Exercise details:
Report, word for word, every line of the material that contains "name".

Records for this task:

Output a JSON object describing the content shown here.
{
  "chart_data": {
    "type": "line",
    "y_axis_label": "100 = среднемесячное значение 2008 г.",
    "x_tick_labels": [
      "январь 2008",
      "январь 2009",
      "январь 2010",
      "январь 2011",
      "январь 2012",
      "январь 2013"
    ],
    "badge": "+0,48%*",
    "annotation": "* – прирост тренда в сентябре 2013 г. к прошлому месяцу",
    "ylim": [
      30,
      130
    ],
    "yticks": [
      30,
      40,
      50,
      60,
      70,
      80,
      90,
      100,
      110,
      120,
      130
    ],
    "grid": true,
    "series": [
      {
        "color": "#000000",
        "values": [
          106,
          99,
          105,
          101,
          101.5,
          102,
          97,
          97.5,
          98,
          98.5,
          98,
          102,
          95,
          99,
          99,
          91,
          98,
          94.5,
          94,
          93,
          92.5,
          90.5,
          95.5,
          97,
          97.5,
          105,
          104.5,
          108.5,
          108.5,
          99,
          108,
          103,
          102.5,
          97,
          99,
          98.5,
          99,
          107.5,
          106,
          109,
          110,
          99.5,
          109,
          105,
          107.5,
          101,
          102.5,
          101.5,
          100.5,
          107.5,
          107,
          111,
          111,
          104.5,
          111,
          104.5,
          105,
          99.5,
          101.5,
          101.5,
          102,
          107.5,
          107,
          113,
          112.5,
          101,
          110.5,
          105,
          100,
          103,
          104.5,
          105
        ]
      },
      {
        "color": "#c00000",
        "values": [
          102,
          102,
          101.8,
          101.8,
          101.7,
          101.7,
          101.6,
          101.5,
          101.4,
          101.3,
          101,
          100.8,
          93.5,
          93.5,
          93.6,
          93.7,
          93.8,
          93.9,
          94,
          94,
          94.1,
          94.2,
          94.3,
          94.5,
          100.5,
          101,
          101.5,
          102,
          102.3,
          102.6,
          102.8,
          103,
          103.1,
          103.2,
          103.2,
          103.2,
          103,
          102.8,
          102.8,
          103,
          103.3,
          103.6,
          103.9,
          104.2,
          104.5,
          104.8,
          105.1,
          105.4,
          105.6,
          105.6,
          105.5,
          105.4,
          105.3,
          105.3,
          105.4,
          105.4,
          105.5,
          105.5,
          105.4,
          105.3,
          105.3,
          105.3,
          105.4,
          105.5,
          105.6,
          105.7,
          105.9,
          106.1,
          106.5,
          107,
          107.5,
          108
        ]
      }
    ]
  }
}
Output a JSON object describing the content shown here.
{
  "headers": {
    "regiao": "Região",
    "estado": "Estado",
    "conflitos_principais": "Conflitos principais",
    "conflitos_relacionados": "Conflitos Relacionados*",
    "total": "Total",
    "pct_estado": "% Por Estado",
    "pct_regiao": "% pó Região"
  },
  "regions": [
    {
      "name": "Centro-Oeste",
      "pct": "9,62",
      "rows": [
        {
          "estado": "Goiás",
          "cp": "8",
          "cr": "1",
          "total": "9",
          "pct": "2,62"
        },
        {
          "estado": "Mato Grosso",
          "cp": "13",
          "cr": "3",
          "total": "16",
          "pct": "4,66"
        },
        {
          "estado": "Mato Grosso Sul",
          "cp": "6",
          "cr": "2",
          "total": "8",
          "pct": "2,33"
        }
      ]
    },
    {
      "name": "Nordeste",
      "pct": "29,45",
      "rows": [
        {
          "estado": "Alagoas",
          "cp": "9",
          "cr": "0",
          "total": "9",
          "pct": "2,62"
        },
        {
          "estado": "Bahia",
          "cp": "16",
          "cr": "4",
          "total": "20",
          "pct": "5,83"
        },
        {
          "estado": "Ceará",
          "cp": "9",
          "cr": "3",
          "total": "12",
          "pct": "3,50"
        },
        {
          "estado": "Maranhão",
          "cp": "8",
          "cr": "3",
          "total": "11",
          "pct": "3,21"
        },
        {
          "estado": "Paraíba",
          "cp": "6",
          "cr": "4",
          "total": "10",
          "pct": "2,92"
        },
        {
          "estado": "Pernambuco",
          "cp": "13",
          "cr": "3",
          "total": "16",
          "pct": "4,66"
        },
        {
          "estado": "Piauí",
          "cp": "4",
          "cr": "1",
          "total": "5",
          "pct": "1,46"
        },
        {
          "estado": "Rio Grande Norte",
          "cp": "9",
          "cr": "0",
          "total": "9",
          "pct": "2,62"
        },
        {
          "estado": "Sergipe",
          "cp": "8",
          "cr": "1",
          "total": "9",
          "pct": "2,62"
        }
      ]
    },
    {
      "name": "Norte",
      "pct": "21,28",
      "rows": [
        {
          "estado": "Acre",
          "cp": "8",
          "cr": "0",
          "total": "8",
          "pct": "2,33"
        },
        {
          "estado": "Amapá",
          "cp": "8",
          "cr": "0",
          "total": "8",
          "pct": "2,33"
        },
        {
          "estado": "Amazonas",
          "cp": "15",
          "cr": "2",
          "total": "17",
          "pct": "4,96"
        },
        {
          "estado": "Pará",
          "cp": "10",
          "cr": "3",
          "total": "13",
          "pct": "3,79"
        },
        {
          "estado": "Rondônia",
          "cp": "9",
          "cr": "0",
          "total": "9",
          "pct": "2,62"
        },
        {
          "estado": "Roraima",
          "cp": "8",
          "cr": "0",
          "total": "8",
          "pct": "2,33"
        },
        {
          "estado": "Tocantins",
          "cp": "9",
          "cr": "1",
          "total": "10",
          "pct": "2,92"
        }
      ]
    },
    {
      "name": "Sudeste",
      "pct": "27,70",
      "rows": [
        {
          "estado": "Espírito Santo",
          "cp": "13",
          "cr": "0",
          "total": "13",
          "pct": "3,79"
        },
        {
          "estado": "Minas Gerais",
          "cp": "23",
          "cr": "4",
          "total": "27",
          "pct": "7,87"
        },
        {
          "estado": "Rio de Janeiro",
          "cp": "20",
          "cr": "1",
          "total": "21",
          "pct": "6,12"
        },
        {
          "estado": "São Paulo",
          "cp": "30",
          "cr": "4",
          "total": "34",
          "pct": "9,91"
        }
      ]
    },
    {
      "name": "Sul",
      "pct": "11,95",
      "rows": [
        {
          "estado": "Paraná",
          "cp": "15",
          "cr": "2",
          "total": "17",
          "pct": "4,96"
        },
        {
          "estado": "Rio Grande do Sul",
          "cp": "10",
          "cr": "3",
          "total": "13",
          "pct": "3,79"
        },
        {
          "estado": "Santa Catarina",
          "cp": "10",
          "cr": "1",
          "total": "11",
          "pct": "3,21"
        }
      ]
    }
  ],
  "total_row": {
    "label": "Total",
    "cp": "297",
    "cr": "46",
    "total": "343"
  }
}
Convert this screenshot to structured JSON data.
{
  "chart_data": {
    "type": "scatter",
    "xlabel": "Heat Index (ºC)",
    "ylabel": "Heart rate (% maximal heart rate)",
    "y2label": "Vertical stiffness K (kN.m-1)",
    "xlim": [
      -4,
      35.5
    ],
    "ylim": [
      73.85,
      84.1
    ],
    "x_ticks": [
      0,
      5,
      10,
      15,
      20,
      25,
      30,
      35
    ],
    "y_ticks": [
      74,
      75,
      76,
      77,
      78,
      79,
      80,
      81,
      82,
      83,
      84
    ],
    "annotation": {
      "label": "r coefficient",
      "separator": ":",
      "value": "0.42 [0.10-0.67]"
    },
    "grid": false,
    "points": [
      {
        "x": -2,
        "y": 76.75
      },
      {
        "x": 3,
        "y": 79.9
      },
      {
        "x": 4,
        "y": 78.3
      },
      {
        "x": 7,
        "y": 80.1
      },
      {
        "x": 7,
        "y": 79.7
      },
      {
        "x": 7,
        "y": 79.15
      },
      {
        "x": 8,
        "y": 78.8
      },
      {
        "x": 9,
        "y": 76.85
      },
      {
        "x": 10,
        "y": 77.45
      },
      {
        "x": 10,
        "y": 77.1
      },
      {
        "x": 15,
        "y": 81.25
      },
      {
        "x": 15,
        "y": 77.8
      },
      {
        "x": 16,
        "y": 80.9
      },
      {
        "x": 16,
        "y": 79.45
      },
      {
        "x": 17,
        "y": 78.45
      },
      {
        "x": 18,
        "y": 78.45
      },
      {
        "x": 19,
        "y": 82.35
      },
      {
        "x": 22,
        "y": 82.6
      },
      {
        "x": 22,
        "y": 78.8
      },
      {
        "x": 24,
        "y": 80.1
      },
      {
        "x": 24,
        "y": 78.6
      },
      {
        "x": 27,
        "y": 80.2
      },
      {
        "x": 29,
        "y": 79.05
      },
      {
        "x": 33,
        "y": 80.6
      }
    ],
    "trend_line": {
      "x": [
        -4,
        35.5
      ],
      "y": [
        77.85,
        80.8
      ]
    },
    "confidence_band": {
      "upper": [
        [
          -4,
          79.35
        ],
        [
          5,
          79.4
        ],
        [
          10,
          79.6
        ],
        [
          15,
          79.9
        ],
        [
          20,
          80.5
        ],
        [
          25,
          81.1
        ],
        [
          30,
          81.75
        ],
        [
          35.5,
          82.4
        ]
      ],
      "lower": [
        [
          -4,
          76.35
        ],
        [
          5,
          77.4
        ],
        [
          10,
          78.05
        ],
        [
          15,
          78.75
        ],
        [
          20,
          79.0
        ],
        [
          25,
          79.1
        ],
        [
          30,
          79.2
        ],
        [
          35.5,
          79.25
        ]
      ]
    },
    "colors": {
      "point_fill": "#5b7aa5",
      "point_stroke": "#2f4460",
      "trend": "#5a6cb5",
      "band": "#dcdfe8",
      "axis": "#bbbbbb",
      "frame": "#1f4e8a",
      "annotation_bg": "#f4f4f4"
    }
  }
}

Reply to the task:
      "name": "Centro-Oeste",
      "name": "Nordeste",
      "name": "Norte",
      "name": "Sudeste",
      "name": "Sul",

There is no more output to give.